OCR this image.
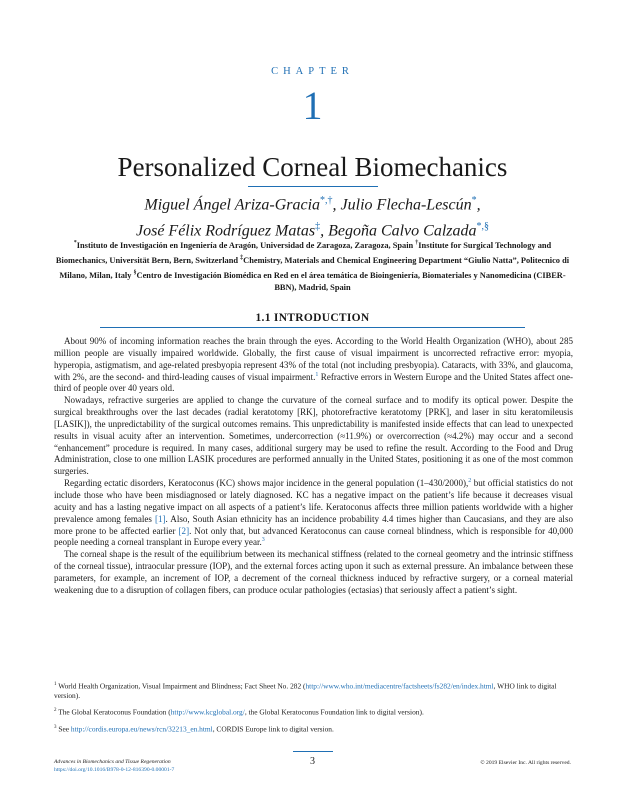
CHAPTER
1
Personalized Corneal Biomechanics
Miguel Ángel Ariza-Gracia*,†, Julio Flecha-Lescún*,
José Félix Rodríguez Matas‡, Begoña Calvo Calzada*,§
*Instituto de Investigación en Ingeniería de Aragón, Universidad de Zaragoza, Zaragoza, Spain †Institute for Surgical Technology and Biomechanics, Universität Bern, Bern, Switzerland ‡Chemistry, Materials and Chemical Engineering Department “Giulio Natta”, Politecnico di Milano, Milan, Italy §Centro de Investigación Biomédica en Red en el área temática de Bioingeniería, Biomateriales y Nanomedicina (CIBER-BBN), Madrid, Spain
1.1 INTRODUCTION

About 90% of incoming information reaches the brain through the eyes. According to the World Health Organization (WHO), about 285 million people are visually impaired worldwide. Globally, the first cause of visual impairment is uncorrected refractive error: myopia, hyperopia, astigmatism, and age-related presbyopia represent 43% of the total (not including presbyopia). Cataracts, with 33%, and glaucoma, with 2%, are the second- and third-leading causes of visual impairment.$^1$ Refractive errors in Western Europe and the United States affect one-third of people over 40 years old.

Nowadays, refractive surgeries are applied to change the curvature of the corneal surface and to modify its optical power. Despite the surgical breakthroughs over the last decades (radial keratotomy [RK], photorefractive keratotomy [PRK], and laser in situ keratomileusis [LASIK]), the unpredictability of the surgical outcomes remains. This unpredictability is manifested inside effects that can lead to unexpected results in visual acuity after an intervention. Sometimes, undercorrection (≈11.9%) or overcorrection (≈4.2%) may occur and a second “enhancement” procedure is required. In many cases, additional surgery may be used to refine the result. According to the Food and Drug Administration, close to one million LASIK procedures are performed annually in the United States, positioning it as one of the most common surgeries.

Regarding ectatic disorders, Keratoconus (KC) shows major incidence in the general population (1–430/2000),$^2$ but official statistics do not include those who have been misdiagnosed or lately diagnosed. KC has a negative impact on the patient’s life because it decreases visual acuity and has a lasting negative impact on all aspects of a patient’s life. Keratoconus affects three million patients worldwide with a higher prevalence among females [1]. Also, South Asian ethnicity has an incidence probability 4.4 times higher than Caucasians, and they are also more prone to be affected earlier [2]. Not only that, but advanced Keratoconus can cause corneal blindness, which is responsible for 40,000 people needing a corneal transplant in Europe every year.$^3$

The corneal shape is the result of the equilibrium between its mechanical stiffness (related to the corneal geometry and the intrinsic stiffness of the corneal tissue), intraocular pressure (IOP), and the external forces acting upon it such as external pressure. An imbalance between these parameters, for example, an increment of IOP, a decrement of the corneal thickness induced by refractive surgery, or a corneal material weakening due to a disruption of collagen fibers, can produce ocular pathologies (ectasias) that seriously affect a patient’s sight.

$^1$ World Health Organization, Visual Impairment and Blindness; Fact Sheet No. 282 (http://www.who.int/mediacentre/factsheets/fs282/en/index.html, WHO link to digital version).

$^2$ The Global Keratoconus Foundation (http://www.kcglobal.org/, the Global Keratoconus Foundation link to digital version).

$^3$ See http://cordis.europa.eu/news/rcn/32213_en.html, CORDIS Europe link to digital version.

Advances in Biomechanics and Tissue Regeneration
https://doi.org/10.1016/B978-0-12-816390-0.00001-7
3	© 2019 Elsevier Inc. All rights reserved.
--
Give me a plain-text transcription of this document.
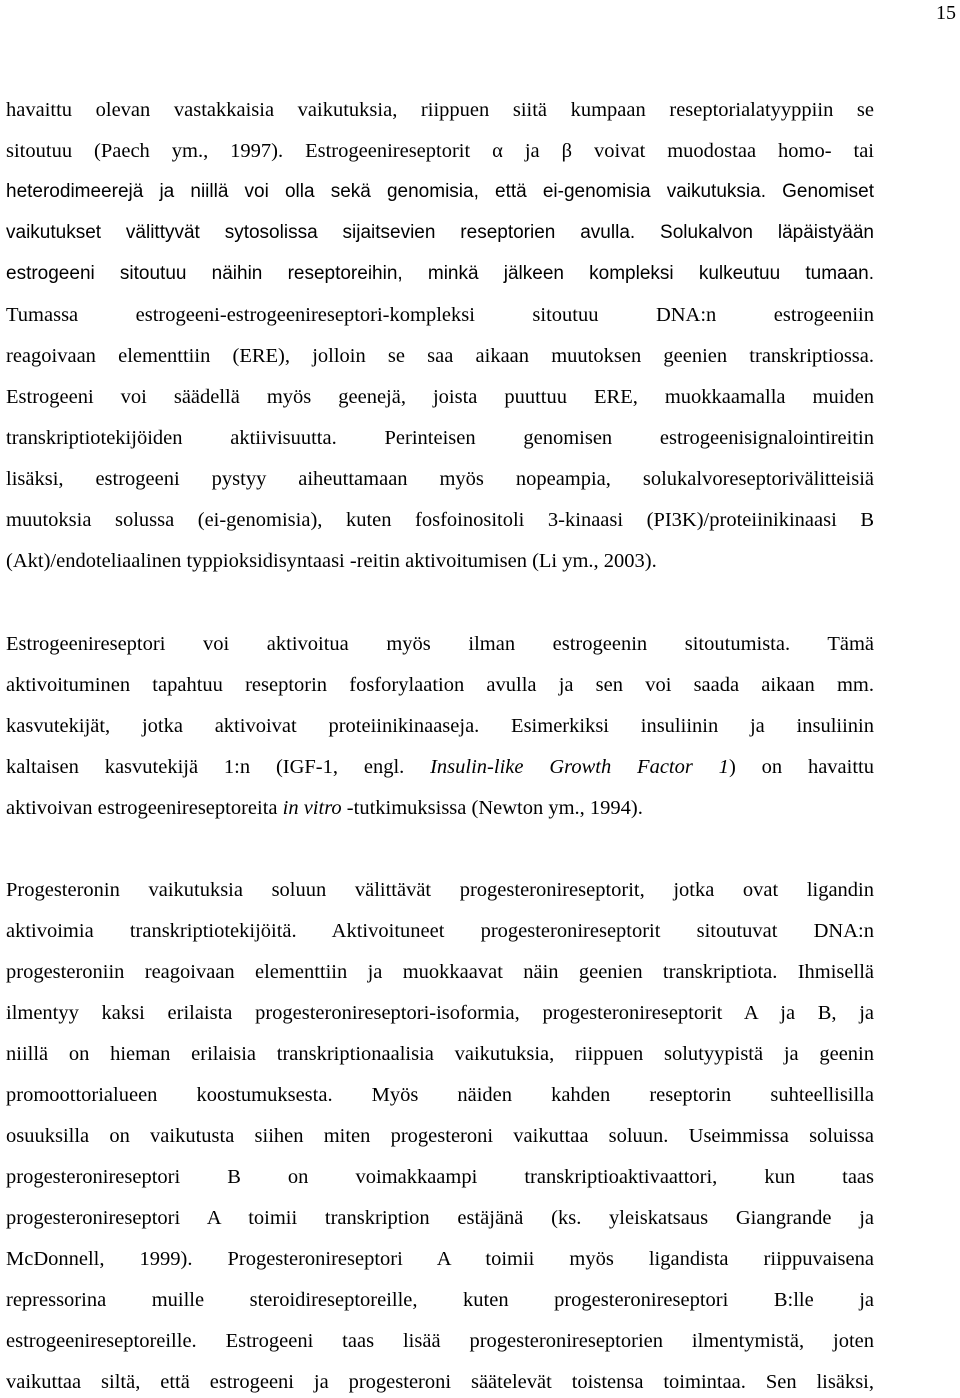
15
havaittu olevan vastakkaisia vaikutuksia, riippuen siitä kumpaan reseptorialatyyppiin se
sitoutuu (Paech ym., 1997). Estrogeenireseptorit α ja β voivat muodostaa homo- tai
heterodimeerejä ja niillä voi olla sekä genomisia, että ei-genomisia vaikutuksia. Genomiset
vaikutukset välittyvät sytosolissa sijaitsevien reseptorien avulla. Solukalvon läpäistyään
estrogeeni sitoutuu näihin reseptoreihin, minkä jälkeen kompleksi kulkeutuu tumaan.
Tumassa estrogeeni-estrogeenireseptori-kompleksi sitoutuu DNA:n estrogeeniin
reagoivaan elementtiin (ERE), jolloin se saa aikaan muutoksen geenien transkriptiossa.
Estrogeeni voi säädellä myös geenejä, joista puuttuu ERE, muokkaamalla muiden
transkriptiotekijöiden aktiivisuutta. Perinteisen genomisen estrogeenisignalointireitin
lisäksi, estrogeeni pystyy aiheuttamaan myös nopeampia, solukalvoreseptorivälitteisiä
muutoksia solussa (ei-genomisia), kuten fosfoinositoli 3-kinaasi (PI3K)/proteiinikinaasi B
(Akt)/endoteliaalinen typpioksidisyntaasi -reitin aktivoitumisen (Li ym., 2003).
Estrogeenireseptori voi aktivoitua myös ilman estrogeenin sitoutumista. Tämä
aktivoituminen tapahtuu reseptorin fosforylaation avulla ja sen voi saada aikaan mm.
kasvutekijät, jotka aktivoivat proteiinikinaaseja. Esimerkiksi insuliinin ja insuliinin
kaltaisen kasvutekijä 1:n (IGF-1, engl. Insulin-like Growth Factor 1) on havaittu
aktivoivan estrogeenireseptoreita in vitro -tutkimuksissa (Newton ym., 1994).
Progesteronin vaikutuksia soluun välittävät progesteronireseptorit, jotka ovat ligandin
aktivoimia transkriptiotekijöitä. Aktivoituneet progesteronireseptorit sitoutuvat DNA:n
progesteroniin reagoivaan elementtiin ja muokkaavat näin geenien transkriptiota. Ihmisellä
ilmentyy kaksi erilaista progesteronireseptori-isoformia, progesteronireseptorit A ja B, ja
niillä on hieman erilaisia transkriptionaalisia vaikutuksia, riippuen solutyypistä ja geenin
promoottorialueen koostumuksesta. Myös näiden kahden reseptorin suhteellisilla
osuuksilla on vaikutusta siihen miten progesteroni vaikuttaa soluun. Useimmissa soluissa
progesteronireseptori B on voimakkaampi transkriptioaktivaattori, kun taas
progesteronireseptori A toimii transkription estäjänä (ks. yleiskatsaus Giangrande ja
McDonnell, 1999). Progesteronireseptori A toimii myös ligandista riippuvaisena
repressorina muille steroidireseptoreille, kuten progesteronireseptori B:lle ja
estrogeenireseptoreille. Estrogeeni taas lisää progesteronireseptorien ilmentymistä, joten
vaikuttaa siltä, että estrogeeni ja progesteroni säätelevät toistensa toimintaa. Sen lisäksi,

ASSIGNMENT
Go line by line through the records above and copy each one containing "digital".

SOLUTION
$^1$ World Health Organization, Visual Impairment and Blindness; Fact Sheet No. 282 (http://www.who.int/mediacentre/factsheets/fs282/en/index.html, WHO link to digital version).
$^2$ The Global Keratoconus Foundation (http://www.kcglobal.org/, the Global Keratoconus Foundation link to digital version).
$^3$ See http://cordis.europa.eu/news/rcn/32213_en.html, CORDIS Europe link to digital version.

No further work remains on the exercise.